● **TASK DETAILS**
Each line containing the word "Attack" needs to be copied.

● **DATA EXTRACT**
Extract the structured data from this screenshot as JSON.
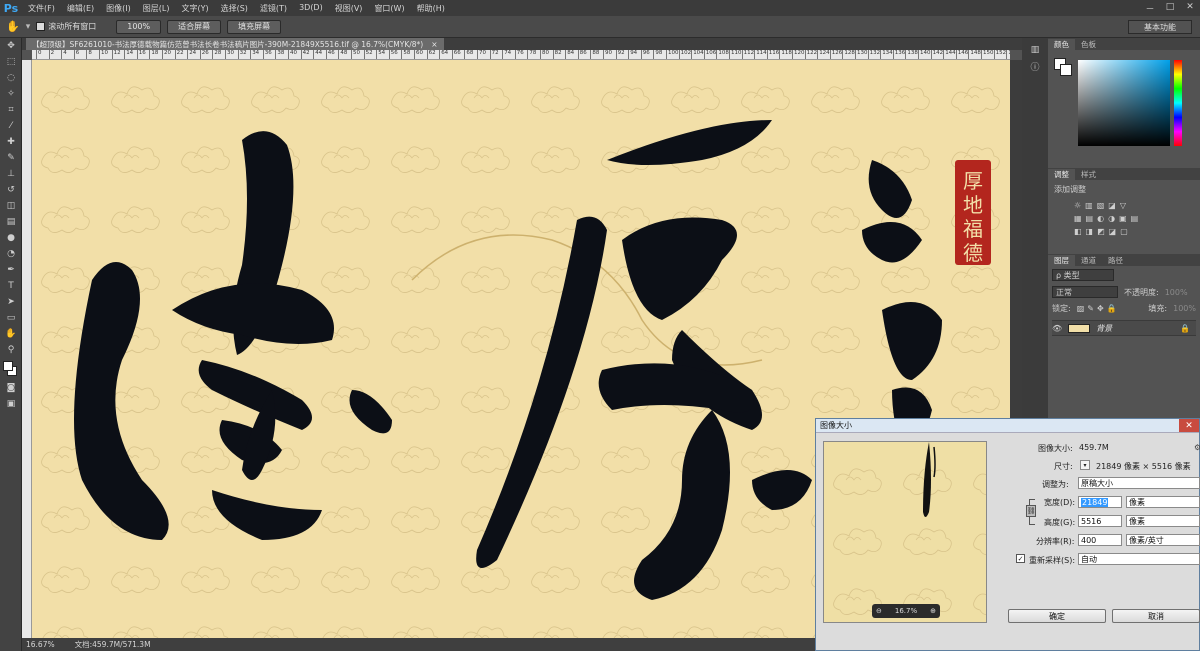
{
  "app": {
    "logo": "Ps"
  },
  "menu": [
    "文件(F)",
    "编辑(E)",
    "图像(I)",
    "图层(L)",
    "文字(Y)",
    "选择(S)",
    "滤镜(T)",
    "3D(D)",
    "视图(V)",
    "窗口(W)",
    "帮助(H)"
  ],
  "window_controls": [
    "－",
    "□",
    "✕"
  ],
  "options": {
    "scroll_all": "滚动所有窗口",
    "btn_100": "100%",
    "btn_fit": "适合屏幕",
    "btn_fill": "填充屏幕",
    "workspace": "基本功能"
  },
  "document": {
    "tab_title": "【超顶级】SF6261010-书法厚德载物篇仿范曾书法长卷书法稿片图片-390M-21849X5516.tif @ 16.7%(CMYK/8*)",
    "tab_close": "×"
  },
  "ruler_ticks": [
    "0",
    "2",
    "4",
    "6",
    "8",
    "10",
    "12",
    "14",
    "16",
    "18",
    "20",
    "22",
    "24",
    "26",
    "28",
    "30",
    "32",
    "34",
    "36",
    "38",
    "40",
    "42",
    "44",
    "46",
    "48",
    "50",
    "52",
    "54",
    "56",
    "58",
    "60",
    "62",
    "64",
    "66",
    "68",
    "70",
    "72",
    "74",
    "76",
    "78",
    "80",
    "82",
    "84",
    "86",
    "88",
    "90",
    "92",
    "94",
    "96",
    "98",
    "100",
    "102",
    "104",
    "106",
    "108",
    "110",
    "112",
    "114",
    "116",
    "118",
    "120",
    "122",
    "124",
    "126",
    "128",
    "130",
    "132",
    "134",
    "136",
    "138",
    "140",
    "142",
    "144",
    "146",
    "148",
    "150",
    "152",
    "154"
  ],
  "canvas": {
    "background": "#f2dfa8",
    "seal_text": "厚地福德"
  },
  "status": {
    "zoom": "16.67%",
    "doc": "文档:459.7M/571.3M"
  },
  "panels": {
    "color_tabs": [
      "颜色",
      "色板"
    ],
    "adjust_tabs": [
      "调整",
      "样式"
    ],
    "adjust_title": "添加调整",
    "layer_tabs": [
      "图层",
      "通道",
      "路径"
    ],
    "kind_filter": "ρ 类型",
    "blend_mode": "正常",
    "opacity_label": "不透明度:",
    "opacity_value": "100%",
    "lock_label": "锁定:",
    "fill_label": "填充:",
    "fill_value": "100%",
    "layer_name": "背景",
    "bottom_icons": [
      "∞",
      "fx",
      "◐",
      "▢",
      "⬚",
      "🗑"
    ]
  },
  "dialog": {
    "title": "图像大小",
    "close": "✕",
    "preview_zoom": "16.7%",
    "image_size_label": "图像大小:",
    "image_size_value": "459.7M",
    "dims_label": "尺寸:",
    "dims_value": "21849 像素 × 5516 像素",
    "fit_label": "调整为:",
    "fit_value": "原稿大小",
    "width_label": "宽度(D):",
    "width_value": "21849",
    "width_unit": "像素",
    "height_label": "高度(G):",
    "height_value": "5516",
    "height_unit": "像素",
    "res_label": "分辨率(R):",
    "res_value": "400",
    "res_unit": "像素/英寸",
    "resample_label": "重新采样(S):",
    "resample_value": "自动",
    "ok": "确定",
    "cancel": "取消"
  }
}
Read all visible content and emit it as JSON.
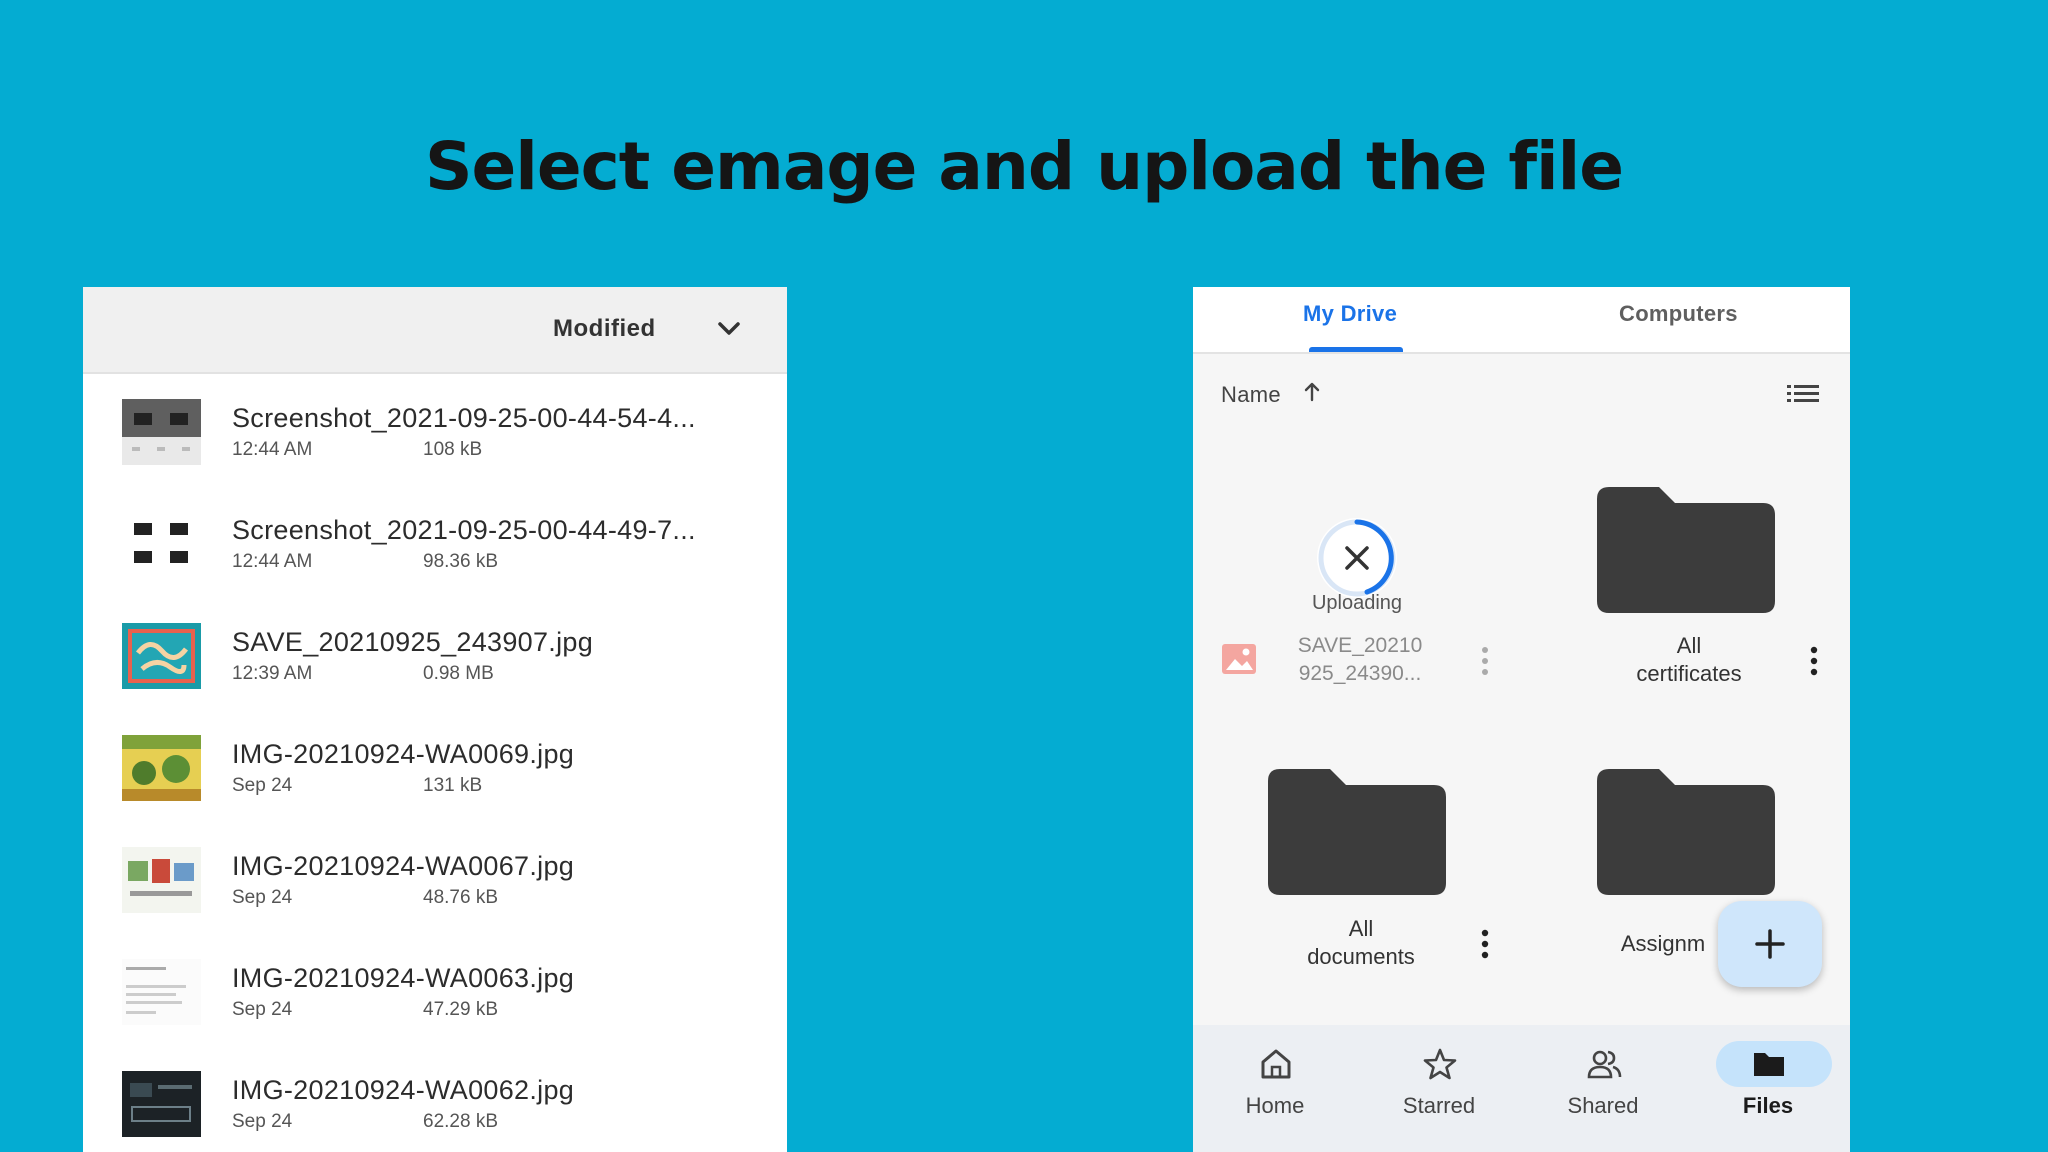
{
  "slide": {
    "title": "Select emage and upload the file"
  },
  "picker": {
    "sort_label": "Modified",
    "files": [
      {
        "name": "Screenshot_2021-09-25-00-44-54-4...",
        "time": "12:44 AM",
        "size": "108 kB",
        "thumb": "screenshot"
      },
      {
        "name": "Screenshot_2021-09-25-00-44-49-7...",
        "time": "12:44 AM",
        "size": "98.36 kB",
        "thumb": "screenshot-grid"
      },
      {
        "name": "SAVE_20210925_243907.jpg",
        "time": "12:39 AM",
        "size": "0.98 MB",
        "thumb": "thank-you"
      },
      {
        "name": "IMG-20210924-WA0069.jpg",
        "time": "Sep 24",
        "size": "131 kB",
        "thumb": "yellow-art"
      },
      {
        "name": "IMG-20210924-WA0067.jpg",
        "time": "Sep 24",
        "size": "48.76 kB",
        "thumb": "poster"
      },
      {
        "name": "IMG-20210924-WA0063.jpg",
        "time": "Sep 24",
        "size": "47.29 kB",
        "thumb": "document"
      },
      {
        "name": "IMG-20210924-WA0062.jpg",
        "time": "Sep 24",
        "size": "62.28 kB",
        "thumb": "dark-screen"
      }
    ]
  },
  "drive": {
    "tabs": [
      {
        "label": "My Drive",
        "active": true
      },
      {
        "label": "Computers",
        "active": false
      }
    ],
    "sort_label": "Name",
    "uploading": {
      "status": "Uploading",
      "name_line1": "SAVE_20210",
      "name_line2": "925_24390..."
    },
    "folders": [
      {
        "line1": "All",
        "line2": "certificates"
      },
      {
        "line1": "All",
        "line2": "documents"
      },
      {
        "line1": "Assignm",
        "line2": ""
      }
    ],
    "fab_icon": "plus-icon",
    "nav": [
      {
        "label": "Home",
        "icon": "home-icon",
        "active": false
      },
      {
        "label": "Starred",
        "icon": "star-icon",
        "active": false
      },
      {
        "label": "Shared",
        "icon": "shared-icon",
        "active": false
      },
      {
        "label": "Files",
        "icon": "folder-icon",
        "active": true
      }
    ]
  },
  "colors": {
    "background": "#04acd2",
    "accent_blue": "#1a73e8",
    "folder_gray": "#3c3c3c",
    "fab_bg": "#cfe6fb"
  }
}
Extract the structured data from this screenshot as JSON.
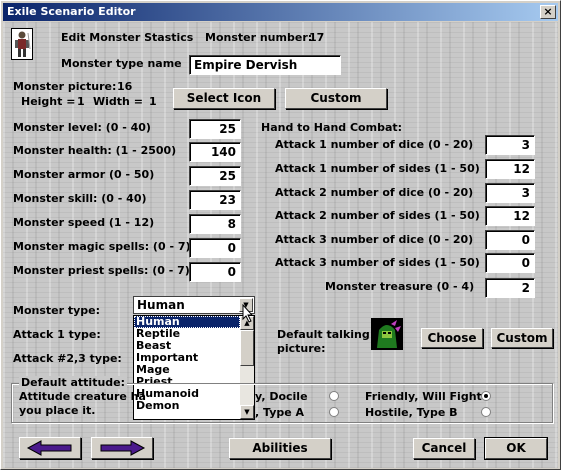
{
  "window": {
    "title": "Exile Scenario Editor",
    "close_label": "×"
  },
  "header": {
    "title": "Edit Monster Stastics",
    "number_label": "Monster number:",
    "number_value": "17"
  },
  "name": {
    "label": "Monster type name",
    "value": "Empire Dervish"
  },
  "picture": {
    "label": "Monster picture:",
    "value": "16",
    "height_label": "Height =",
    "height_value": "1",
    "width_label": "Width =",
    "width_value": "1",
    "select_icon": "Select Icon",
    "custom": "Custom"
  },
  "stats": [
    {
      "label": "Monster level: (0 - 40)",
      "value": "25"
    },
    {
      "label": "Monster health: (1 - 2500)",
      "value": "140"
    },
    {
      "label": "Monster armor (0 - 50)",
      "value": "25"
    },
    {
      "label": "Monster skill: (0 - 40)",
      "value": "23"
    },
    {
      "label": "Monster speed (1 - 12)",
      "value": "8"
    },
    {
      "label": "Monster magic spells: (0 - 7)",
      "value": "0"
    },
    {
      "label": "Monster priest spells: (0 - 7)",
      "value": "0"
    }
  ],
  "combat": {
    "title": "Hand to Hand Combat:",
    "rows": [
      {
        "label": "Attack 1 number of dice (0 - 20)",
        "value": "3"
      },
      {
        "label": "Attack 1 number of sides (1 - 50)",
        "value": "12"
      },
      {
        "label": "Attack 2 number of dice (0 - 20)",
        "value": "3"
      },
      {
        "label": "Attack 2 number of sides (1 - 50)",
        "value": "12"
      },
      {
        "label": "Attack 3 number of dice (0 - 20)",
        "value": "0"
      },
      {
        "label": "Attack 3 number of sides (1 - 50)",
        "value": "0"
      }
    ],
    "treasure_label": "Monster treasure (0 - 4)",
    "treasure_value": "2"
  },
  "type": {
    "label": "Monster type:",
    "selected": "Human",
    "options": [
      "Human",
      "Reptile",
      "Beast",
      "Important",
      "Mage",
      "Priest",
      "Humanoid",
      "Demon"
    ]
  },
  "attack1_label": "Attack 1 type:",
  "attack23_label": "Attack #2,3 type:",
  "talking": {
    "label_line1": "Default talking",
    "label_line2": "picture:",
    "choose": "Choose",
    "custom": "Custom"
  },
  "attitude": {
    "title": "Default attitude:",
    "desc_line1": "Attitude creature ha",
    "desc_line2": "you place it.",
    "options": [
      {
        "label": "y, Docile",
        "checked": false
      },
      {
        "label": "Friendly, Will Fight",
        "checked": true
      },
      {
        "label": ", Type A",
        "checked": false
      },
      {
        "label": "Hostile, Type B",
        "checked": false
      }
    ]
  },
  "footer": {
    "abilities": "Abilities",
    "cancel": "Cancel",
    "ok": "OK"
  },
  "colors": {
    "arrow": "#4b1a8c",
    "titlebar": "#0a246a",
    "selection": "#0a246a"
  }
}
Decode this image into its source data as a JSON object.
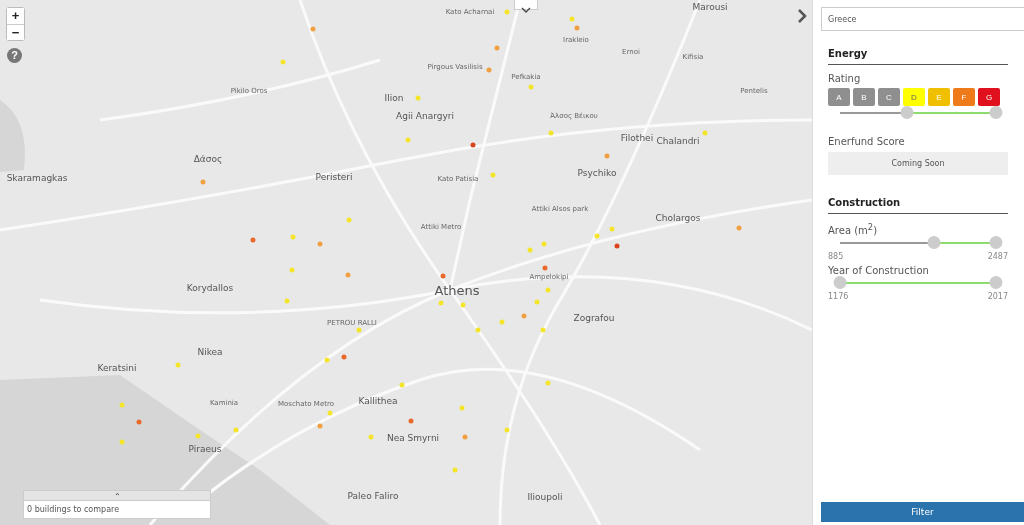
{
  "map": {
    "zoom_in": "+",
    "zoom_out": "−",
    "help": "?",
    "places": [
      {
        "name": "Kato Acharnai",
        "kind": "small"
      },
      {
        "name": "Marousi",
        "kind": "town"
      },
      {
        "name": "Irakleio",
        "kind": "small"
      },
      {
        "name": "Ernoi",
        "kind": "small"
      },
      {
        "name": "Kifisia",
        "kind": "small"
      },
      {
        "name": "Pirgous Vasilisis",
        "kind": "small"
      },
      {
        "name": "Pefkakia",
        "kind": "small"
      },
      {
        "name": "Pikilo Oros",
        "kind": "small"
      },
      {
        "name": "Ilion",
        "kind": "town"
      },
      {
        "name": "Pentelis",
        "kind": "small"
      },
      {
        "name": "Agii Anargyri",
        "kind": "town"
      },
      {
        "name": "Άλσος Βέικου",
        "kind": "small"
      },
      {
        "name": "Filothei",
        "kind": "town"
      },
      {
        "name": "Chalandri",
        "kind": "town"
      },
      {
        "name": "Δάσος",
        "kind": "town"
      },
      {
        "name": "Skaramagkas",
        "kind": "town"
      },
      {
        "name": "Peristeri",
        "kind": "town"
      },
      {
        "name": "Kato Patisia",
        "kind": "small"
      },
      {
        "name": "Psychiko",
        "kind": "town"
      },
      {
        "name": "Attiki Alsos park",
        "kind": "small"
      },
      {
        "name": "Cholargos",
        "kind": "town"
      },
      {
        "name": "Attiki Metro",
        "kind": "small"
      },
      {
        "name": "Korydallos",
        "kind": "town"
      },
      {
        "name": "Athens",
        "kind": "city"
      },
      {
        "name": "Ampelokipi",
        "kind": "small"
      },
      {
        "name": "PETROU RALLI",
        "kind": "small"
      },
      {
        "name": "Zografou",
        "kind": "town"
      },
      {
        "name": "Nikea",
        "kind": "town"
      },
      {
        "name": "Keratsini",
        "kind": "town"
      },
      {
        "name": "Kaminia",
        "kind": "small"
      },
      {
        "name": "Moschato Metro",
        "kind": "small"
      },
      {
        "name": "Kallithea",
        "kind": "town"
      },
      {
        "name": "Nea Smyrni",
        "kind": "town"
      },
      {
        "name": "Piraeus",
        "kind": "town"
      },
      {
        "name": "Paleo Faliro",
        "kind": "town"
      },
      {
        "name": "Ilioupoli",
        "kind": "town"
      }
    ],
    "buildings": [
      {
        "color": "#f0a040"
      },
      {
        "color": "#f5e52a"
      },
      {
        "color": "#f0a040"
      },
      {
        "color": "#f0a040"
      },
      {
        "color": "#f5e52a"
      },
      {
        "color": "#f0a040"
      },
      {
        "color": "#f5e52a"
      },
      {
        "color": "#f5e52a"
      },
      {
        "color": "#f5e52a"
      },
      {
        "color": "#f0a040"
      },
      {
        "color": "#d9451c"
      },
      {
        "color": "#f5e52a"
      },
      {
        "color": "#f0a040"
      },
      {
        "color": "#f5e52a"
      },
      {
        "color": "#f5e52a"
      },
      {
        "color": "#f5e52a"
      },
      {
        "color": "#f5e52a"
      },
      {
        "color": "#f5e52a"
      },
      {
        "color": "#f0a040"
      },
      {
        "color": "#e8692a"
      },
      {
        "color": "#f5e52a"
      },
      {
        "color": "#d9451c"
      },
      {
        "color": "#f5e52a"
      },
      {
        "color": "#f5e52a"
      },
      {
        "color": "#e8692a"
      },
      {
        "color": "#f5e52a"
      },
      {
        "color": "#f0a040"
      },
      {
        "color": "#e8692a"
      },
      {
        "color": "#f5e52a"
      },
      {
        "color": "#f5e52a"
      },
      {
        "color": "#f0a040"
      },
      {
        "color": "#f5e52a"
      },
      {
        "color": "#f0a040"
      },
      {
        "color": "#f5e52a"
      },
      {
        "color": "#f5e52a"
      },
      {
        "color": "#f5e52a"
      },
      {
        "color": "#f5e52a"
      },
      {
        "color": "#e8692a"
      },
      {
        "color": "#f5e52a"
      },
      {
        "color": "#f5e52a"
      },
      {
        "color": "#f5e52a"
      },
      {
        "color": "#f5e52a"
      },
      {
        "color": "#f5e52a"
      },
      {
        "color": "#f5e52a"
      },
      {
        "color": "#f5e52a"
      },
      {
        "color": "#f5e52a"
      },
      {
        "color": "#e8692a"
      },
      {
        "color": "#f5e52a"
      },
      {
        "color": "#f5e52a"
      },
      {
        "color": "#e8692a"
      },
      {
        "color": "#f0a040"
      },
      {
        "color": "#f5e52a"
      },
      {
        "color": "#f5e52a"
      },
      {
        "color": "#f5e52a"
      },
      {
        "color": "#f5e52a"
      },
      {
        "color": "#f5e52a"
      },
      {
        "color": "#f5e52a"
      },
      {
        "color": "#f0a040"
      }
    ]
  },
  "compare": {
    "toggle": "⌃",
    "text": "0 buildings to compare"
  },
  "sidebar": {
    "country": "Greece",
    "energy": {
      "title": "Energy",
      "rating_label": "Rating",
      "ratings": [
        {
          "label": "A",
          "selected": false
        },
        {
          "label": "B",
          "selected": false
        },
        {
          "label": "C",
          "selected": false
        },
        {
          "label": "D",
          "color": "#ffff00",
          "selected": true
        },
        {
          "label": "E",
          "color": "#f0c000",
          "selected": true
        },
        {
          "label": "F",
          "color": "#ee7a1a",
          "selected": true
        },
        {
          "label": "G",
          "color": "#e0101e",
          "selected": true
        }
      ],
      "rating_range": {
        "from": {
          "level": 0.43
        },
        "to": {
          "level": 1
        }
      },
      "score_label": "Enerfund Score",
      "score_value": "Coming Soon"
    },
    "construction": {
      "title": "Construction",
      "area_label": "Area (m$^{2}$)",
      "area_range": {
        "from": {
          "level": 0.6
        },
        "to": {
          "level": 1
        }
      },
      "area_min": "885",
      "area_max": "2487",
      "year_label": "Year of Construction",
      "year_range": {
        "from": {
          "level": 0
        },
        "to": {
          "level": 1
        }
      },
      "year_min": "1176",
      "year_max": "2017"
    },
    "filter": "Filter"
  }
}
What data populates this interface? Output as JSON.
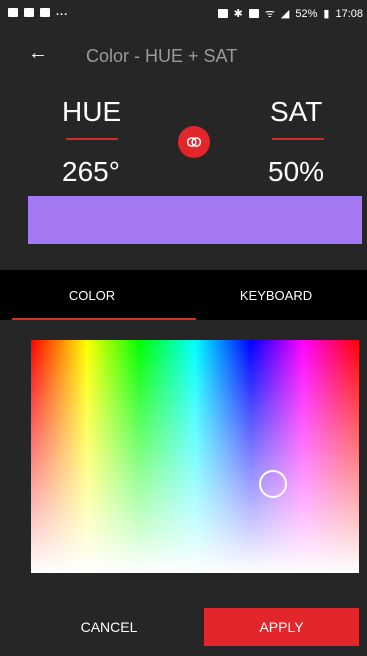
{
  "status_bar": {
    "left_icons": [
      "image-icon",
      "media-icon",
      "mail-icon"
    ],
    "left_more": "...",
    "right_icons": [
      "alarm-icon",
      "bluetooth-icon",
      "mute-icon",
      "wifi-icon",
      "signal-icon"
    ],
    "battery_percent": "52%",
    "time": "17:08"
  },
  "app_bar": {
    "back_icon": "arrow-left-icon",
    "title": "Color - HUE + SAT"
  },
  "hue": {
    "label": "HUE",
    "value": "265°"
  },
  "sat": {
    "label": "SAT",
    "value": "50%"
  },
  "link_button": {
    "icon": "link-rings-icon"
  },
  "preview": {
    "color": "#a679f4"
  },
  "tabs": [
    {
      "label": "COLOR",
      "selected": true
    },
    {
      "label": "KEYBOARD",
      "selected": false
    }
  ],
  "picker": {
    "hue_degrees": 265,
    "saturation_percent": 50
  },
  "actions": {
    "cancel_label": "CANCEL",
    "apply_label": "APPLY"
  },
  "colors": {
    "background": "#262626",
    "accent": "#e3262b",
    "tab_bar": "#000000"
  }
}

● **WRITTEN RESPONSE**
        "label": "Attack 1 number of dice (0 - 20)",
        "label": "Attack 1 number of sides (1 - 50)",
        "label": "Attack 2 number of dice (0 - 20)",
        "label": "Attack 2 number of sides (1 - 50)",
        "label": "Attack 3 number of dice (0 - 20)",
        "label": "Attack 3 number of sides (1 - 50)",
  "attack1_label": "Attack 1 type:",
  "attack23_label": "Attack #2,3 type:",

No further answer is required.